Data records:
- - - - - - -
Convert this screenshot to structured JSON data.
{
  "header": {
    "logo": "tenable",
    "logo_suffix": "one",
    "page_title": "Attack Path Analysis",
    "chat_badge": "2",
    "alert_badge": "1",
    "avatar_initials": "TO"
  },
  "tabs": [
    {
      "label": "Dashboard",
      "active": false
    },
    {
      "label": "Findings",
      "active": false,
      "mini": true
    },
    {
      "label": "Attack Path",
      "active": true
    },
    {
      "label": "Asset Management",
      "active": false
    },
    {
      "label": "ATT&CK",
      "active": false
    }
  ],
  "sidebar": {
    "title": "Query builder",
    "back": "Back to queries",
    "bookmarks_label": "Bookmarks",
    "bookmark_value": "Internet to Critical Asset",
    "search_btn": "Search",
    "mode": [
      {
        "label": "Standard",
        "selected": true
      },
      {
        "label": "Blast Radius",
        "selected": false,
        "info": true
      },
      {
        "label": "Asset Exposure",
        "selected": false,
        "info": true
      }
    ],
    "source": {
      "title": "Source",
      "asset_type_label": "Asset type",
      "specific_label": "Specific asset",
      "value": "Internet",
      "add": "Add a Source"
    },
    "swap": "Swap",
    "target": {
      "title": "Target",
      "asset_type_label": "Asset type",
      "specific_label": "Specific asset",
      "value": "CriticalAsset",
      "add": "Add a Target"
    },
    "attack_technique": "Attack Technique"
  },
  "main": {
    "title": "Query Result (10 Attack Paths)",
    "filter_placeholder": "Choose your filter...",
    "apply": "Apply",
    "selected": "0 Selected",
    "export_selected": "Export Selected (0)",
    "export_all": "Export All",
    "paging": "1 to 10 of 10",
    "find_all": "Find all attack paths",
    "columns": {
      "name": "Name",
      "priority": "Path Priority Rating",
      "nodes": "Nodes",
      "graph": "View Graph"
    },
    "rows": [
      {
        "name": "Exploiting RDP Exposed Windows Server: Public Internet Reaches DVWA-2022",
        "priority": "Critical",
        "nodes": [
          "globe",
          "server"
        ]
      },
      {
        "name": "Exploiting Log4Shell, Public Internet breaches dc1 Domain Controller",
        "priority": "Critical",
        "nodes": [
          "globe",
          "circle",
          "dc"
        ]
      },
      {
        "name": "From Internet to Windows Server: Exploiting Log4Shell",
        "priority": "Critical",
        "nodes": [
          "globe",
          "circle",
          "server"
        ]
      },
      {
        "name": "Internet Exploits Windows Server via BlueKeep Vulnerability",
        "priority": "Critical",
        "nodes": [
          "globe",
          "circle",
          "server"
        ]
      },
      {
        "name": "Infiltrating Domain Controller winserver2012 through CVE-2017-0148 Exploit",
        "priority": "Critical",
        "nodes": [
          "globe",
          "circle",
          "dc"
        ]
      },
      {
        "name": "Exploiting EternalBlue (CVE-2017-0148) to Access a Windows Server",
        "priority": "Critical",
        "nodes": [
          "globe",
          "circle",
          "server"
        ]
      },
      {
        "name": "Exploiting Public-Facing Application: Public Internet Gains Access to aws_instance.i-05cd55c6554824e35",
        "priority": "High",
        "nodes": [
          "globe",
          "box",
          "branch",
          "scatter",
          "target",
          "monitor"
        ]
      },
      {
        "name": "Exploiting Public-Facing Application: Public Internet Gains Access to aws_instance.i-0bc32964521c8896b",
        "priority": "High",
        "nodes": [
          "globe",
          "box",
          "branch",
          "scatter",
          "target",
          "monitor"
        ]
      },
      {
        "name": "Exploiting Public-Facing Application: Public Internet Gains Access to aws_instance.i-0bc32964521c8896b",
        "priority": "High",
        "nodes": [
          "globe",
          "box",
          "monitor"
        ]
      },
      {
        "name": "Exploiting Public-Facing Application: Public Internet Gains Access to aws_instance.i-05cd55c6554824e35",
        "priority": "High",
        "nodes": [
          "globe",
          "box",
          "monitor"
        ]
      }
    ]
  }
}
- - - - - - -
_SHORT TASK_: Find the word "name" and list each line it appears in.

_THE RESULT_:
      "name": "Name",
        "name": "Exploiting RDP Exposed Windows Server: Public Internet Reaches DVWA-2022",
        "name": "Exploiting Log4Shell, Public Internet breaches dc1 Domain Controller",
        "name": "From Internet to Windows Server: Exploiting Log4Shell",
        "name": "Internet Exploits Windows Server via BlueKeep Vulnerability",
        "name": "Infiltrating Domain Controller winserver2012 through CVE-2017-0148 Exploit",
        "name": "Exploiting EternalBlue (CVE-2017-0148) to Access a Windows Server",
        "name": "Exploiting Public-Facing Application: Public Internet Gains Access to aws_instance.i-05cd55c6554824e35",
        "name": "Exploiting Public-Facing Application: Public Internet Gains Access to aws_instance.i-0bc32964521c8896b",
        "name": "Exploiting Public-Facing Application: Public Internet Gains Access to aws_instance.i-0bc32964521c8896b",
        "name": "Exploiting Public-Facing Application: Public Internet Gains Access to aws_instance.i-05cd55c6554824e35",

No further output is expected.